- _EXERCISE DIRECTIONS_:
Say how many lines contain the word "slope". Only the number should be given.

[Dataset listings of figures]
· · · ·

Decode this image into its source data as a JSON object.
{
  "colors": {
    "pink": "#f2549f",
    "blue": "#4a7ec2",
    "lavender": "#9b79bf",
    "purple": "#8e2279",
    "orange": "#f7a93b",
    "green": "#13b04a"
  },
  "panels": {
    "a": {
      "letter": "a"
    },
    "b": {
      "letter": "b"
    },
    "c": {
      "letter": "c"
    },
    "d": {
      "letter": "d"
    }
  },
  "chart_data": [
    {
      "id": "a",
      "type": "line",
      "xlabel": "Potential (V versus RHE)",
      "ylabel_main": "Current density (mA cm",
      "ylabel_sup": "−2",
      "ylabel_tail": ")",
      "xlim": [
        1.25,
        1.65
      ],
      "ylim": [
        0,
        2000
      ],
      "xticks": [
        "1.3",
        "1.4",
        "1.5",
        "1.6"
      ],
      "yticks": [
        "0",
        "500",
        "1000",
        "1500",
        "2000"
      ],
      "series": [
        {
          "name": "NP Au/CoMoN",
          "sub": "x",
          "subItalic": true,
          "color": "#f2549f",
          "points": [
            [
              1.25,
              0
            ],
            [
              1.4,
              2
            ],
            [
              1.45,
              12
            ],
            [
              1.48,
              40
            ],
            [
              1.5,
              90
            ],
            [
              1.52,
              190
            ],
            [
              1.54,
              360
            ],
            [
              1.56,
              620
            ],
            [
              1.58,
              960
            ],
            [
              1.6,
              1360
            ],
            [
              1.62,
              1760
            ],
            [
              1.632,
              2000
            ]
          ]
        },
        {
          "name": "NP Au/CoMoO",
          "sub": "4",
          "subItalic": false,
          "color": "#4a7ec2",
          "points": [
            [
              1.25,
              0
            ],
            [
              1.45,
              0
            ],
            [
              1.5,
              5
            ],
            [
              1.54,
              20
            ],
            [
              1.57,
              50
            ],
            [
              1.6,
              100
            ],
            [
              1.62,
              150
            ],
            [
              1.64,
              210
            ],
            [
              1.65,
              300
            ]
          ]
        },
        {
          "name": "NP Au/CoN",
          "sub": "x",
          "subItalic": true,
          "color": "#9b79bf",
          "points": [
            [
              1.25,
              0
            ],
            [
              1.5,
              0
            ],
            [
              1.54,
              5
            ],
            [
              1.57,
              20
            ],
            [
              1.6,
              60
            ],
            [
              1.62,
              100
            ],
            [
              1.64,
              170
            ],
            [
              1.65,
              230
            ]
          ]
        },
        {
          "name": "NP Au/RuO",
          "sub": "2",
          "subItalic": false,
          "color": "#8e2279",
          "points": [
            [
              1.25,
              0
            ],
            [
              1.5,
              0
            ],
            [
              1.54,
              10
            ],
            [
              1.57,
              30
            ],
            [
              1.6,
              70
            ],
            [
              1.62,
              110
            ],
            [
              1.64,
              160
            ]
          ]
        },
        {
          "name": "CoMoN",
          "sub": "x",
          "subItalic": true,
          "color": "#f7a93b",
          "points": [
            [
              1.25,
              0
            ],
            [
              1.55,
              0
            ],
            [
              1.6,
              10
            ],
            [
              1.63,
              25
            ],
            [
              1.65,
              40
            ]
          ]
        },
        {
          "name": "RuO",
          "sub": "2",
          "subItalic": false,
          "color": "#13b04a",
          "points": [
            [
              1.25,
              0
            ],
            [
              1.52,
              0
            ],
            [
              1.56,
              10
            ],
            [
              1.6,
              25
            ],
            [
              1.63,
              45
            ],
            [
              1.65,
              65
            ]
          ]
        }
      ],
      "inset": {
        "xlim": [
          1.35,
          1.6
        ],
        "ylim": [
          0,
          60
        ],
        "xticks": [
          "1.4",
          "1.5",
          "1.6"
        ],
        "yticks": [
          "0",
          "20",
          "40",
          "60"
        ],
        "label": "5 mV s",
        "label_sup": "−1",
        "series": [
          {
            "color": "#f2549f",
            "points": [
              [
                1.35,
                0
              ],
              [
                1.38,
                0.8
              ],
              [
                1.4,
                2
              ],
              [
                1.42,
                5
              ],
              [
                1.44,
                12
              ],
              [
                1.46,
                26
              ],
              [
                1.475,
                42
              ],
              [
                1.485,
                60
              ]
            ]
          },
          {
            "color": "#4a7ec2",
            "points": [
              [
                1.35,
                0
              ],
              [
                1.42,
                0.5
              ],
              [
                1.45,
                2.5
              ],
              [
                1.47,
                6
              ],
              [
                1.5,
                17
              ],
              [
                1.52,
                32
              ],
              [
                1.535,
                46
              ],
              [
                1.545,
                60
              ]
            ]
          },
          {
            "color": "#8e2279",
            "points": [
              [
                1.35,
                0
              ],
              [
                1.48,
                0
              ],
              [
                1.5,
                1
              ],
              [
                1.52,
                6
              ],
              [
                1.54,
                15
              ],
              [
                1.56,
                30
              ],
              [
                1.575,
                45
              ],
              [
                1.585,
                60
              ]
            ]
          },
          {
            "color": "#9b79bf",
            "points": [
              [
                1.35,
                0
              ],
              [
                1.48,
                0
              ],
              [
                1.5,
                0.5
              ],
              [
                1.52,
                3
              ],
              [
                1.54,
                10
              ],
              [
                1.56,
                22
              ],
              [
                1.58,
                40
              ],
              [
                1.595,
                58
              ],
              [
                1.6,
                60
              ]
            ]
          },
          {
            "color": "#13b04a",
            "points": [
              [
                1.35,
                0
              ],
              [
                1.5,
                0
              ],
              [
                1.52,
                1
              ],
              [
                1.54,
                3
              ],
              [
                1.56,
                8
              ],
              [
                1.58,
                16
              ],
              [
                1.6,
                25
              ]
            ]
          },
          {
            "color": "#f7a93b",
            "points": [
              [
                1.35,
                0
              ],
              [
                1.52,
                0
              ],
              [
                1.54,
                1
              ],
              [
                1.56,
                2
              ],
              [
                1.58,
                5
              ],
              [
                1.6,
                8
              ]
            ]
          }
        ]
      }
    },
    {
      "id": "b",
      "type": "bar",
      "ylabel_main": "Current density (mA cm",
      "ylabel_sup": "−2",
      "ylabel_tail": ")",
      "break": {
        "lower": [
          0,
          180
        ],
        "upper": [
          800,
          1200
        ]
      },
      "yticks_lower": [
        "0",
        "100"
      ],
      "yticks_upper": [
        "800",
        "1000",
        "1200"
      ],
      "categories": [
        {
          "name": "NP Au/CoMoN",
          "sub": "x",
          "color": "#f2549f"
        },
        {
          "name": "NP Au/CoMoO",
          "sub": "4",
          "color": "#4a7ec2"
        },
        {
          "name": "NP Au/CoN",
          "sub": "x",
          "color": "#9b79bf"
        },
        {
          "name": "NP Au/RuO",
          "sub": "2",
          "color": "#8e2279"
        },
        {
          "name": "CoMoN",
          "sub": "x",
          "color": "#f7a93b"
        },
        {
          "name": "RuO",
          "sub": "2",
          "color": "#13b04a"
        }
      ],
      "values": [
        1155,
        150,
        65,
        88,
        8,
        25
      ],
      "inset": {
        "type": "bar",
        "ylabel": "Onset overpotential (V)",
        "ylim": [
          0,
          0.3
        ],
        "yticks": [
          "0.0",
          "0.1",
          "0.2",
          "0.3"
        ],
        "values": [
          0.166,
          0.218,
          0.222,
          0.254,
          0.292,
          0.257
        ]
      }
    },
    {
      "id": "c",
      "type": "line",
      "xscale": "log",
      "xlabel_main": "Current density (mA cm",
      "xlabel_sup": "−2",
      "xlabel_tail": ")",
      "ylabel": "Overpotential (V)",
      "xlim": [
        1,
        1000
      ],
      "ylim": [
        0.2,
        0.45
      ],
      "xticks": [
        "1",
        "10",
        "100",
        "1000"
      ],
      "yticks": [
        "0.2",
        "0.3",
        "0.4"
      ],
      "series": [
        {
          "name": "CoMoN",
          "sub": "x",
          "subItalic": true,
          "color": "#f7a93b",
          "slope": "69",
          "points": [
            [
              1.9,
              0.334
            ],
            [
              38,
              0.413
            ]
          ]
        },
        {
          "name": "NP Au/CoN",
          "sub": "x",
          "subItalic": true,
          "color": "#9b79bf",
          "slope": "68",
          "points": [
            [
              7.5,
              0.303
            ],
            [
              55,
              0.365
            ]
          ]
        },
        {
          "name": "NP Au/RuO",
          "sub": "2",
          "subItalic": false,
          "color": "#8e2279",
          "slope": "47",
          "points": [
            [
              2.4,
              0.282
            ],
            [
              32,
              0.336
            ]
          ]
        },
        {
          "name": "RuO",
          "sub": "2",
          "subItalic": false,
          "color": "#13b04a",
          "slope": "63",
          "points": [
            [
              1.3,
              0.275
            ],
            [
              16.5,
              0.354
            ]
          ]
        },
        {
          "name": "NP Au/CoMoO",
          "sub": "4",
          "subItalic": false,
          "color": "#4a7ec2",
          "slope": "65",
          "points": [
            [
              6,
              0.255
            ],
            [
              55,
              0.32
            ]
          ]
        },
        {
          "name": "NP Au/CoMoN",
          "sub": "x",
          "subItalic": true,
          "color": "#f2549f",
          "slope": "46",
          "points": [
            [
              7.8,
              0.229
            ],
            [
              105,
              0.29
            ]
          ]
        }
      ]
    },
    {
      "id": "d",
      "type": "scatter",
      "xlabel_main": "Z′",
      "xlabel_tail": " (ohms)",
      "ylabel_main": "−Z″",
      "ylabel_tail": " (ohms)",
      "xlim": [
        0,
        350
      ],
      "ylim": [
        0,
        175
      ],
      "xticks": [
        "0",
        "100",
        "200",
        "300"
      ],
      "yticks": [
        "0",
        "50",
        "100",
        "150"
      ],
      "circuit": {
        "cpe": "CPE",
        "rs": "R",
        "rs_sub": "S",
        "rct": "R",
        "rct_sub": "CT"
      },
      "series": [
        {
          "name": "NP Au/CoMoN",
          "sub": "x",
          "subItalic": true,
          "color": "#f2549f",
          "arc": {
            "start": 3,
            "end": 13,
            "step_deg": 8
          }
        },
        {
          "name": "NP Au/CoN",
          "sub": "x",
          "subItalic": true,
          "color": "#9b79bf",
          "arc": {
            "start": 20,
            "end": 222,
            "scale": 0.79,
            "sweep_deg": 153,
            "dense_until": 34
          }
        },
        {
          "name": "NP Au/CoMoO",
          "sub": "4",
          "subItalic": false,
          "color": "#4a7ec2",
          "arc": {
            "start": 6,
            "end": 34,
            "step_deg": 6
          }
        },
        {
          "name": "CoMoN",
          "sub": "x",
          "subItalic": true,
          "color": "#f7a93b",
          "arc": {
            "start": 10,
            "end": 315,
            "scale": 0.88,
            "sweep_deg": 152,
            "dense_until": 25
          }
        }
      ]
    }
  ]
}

· · · ·

- _SOLVED EXERCISE_:
6